# AIM OF THE EXERCISE:
Which lines have the string "icon"? Copy all of them from the entries below.

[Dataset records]
_ _ _ _

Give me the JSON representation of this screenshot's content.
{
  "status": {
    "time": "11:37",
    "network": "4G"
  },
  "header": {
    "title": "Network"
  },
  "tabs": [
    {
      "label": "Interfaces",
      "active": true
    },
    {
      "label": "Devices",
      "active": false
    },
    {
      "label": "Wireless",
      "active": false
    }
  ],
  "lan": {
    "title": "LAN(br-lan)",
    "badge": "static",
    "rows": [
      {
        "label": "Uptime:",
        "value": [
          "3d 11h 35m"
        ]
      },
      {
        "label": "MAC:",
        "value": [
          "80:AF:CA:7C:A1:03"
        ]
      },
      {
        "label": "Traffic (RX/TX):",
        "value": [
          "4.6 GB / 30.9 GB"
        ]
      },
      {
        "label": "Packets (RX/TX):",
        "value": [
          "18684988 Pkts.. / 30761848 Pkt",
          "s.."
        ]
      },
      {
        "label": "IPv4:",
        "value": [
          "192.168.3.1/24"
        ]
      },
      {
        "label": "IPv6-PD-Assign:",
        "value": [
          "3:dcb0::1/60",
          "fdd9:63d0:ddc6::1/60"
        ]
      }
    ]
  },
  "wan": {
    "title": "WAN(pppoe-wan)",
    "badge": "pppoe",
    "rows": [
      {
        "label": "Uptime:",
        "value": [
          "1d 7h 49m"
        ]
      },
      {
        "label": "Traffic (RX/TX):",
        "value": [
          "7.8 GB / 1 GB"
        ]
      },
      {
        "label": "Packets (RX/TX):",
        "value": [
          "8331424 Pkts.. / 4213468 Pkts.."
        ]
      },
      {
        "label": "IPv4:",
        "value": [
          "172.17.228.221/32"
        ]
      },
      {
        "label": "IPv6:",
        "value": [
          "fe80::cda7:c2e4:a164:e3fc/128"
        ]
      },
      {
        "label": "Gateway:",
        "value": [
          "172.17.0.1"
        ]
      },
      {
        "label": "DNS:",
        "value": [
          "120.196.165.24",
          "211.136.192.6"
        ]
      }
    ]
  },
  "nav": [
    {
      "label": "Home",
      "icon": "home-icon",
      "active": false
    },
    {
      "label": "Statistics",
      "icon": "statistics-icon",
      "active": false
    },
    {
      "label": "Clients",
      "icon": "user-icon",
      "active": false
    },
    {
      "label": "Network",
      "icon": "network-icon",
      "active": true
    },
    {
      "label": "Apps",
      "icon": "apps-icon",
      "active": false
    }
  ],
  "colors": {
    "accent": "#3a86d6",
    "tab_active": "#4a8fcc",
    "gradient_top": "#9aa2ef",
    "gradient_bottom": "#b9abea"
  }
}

_ _ _ _

# REPLY:
      "icon": "home-icon",
      "icon": "statistics-icon",
      "icon": "user-icon",
      "icon": "network-icon",
      "icon": "apps-icon",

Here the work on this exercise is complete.